READING PASSAGE:
- - -
2

I am using Flink 1.4.1 to process transactional events and HDFS to store the checkpoint information for fault tolerance.

A job was created to aggregate information about clients, day of week and hour of day, thus creating a profile as shown in the code below.

val stream = env.addSource(consumer)
val result = stream
  .map(openTransaction => {
    val transactionDate = openTransaction.get("transactionDate")
    val date = if (transactionDate.isTextual)
      LocalDateTime.parse(transactionDate.asText, DateTimeFormatter.ISO_DATE_TIME).toInstant(ZoneOffset.UTC).toEpochMilli
    else
      transactionDate.asLong
    (openTransaction.get("clientId").asLong, openTransaction.get("amount").asDouble, new Timestamp(date))
  })
  .keyBy(0)
  .window(SlidingEventWeekTimeWindows.of(Time.days(28), Time.hours(1)))
  .sum(1)

In the code above, the stream has three fields: "transactionDate", "clientId" and "amount". We make a keyed stream by the clientId and a sliding window summing the amount. There are around 100.000 unique active clientIds in our database.

After some time running, the total RAM used by the job is stabilized at 36 GB, but the stored checkpoint in HDFS uses only 3 GB. Is there a way to reduce the RAM usage of the job, maybe by configuring Flink's replication factor or by using RocksDB?

1 Answers1

1

Using RocksDB is absolutely something you should consider for this state size and, depending on the usage patterns, can have much smaller checkpoints as it performs it incrementally by only copying the SSTs that are new or updated.
- - -
INSTRUCTIONS:
- a) In the Flink thread, how much RAM does the job use once its memory use stabilizes?
- b) Quote the Flink thread between "In the code above, the" and "in our database.", inclusive.

INFORMATION SUPPLIED:
- - -
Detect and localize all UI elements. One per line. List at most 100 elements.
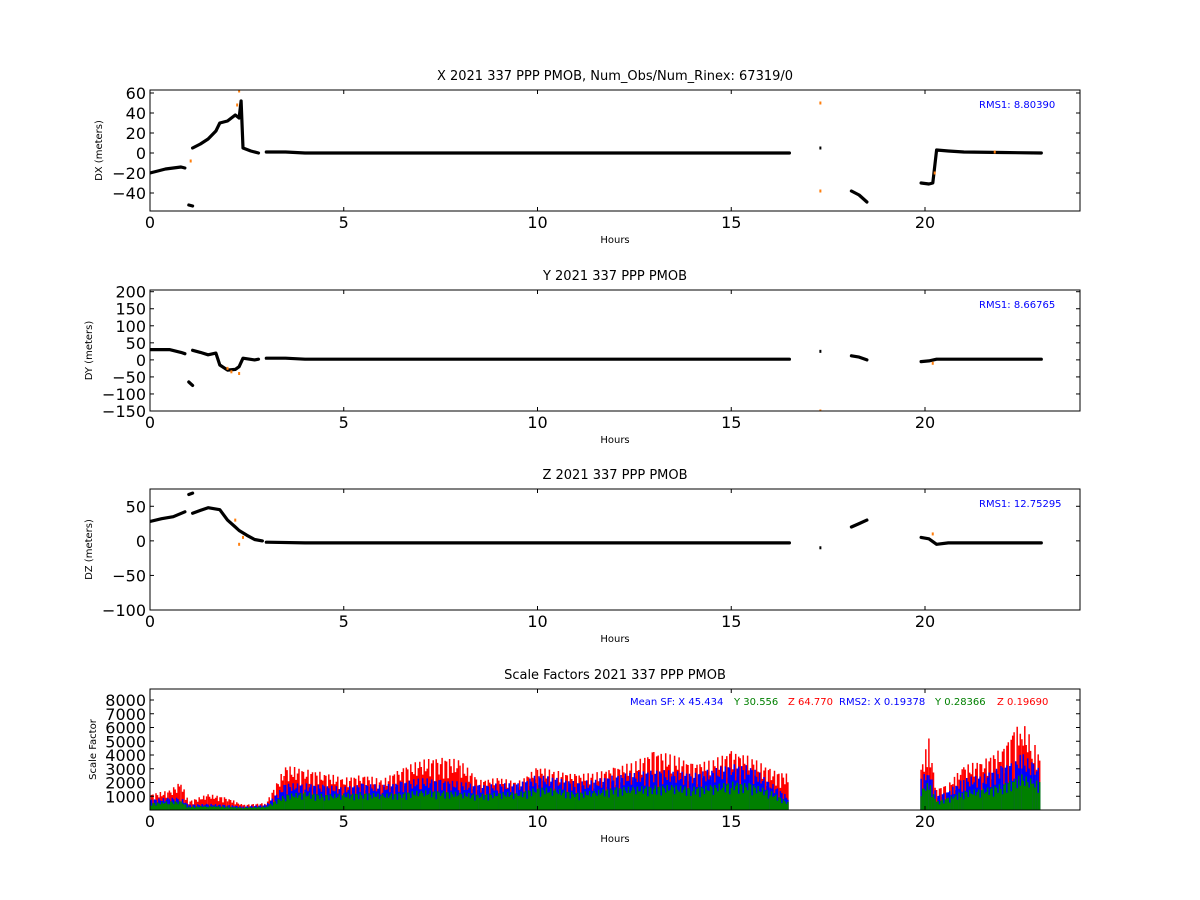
- - -
WRITTEN RESPONSES:
- a) 36 GB

- b)
In the code above, the stream has three fields: "transactionDate", "clientId" and "amount". We make a keyed stream by the clientId and a sliding window summing the amount. There are around 100.000 unique active clientIds in our database.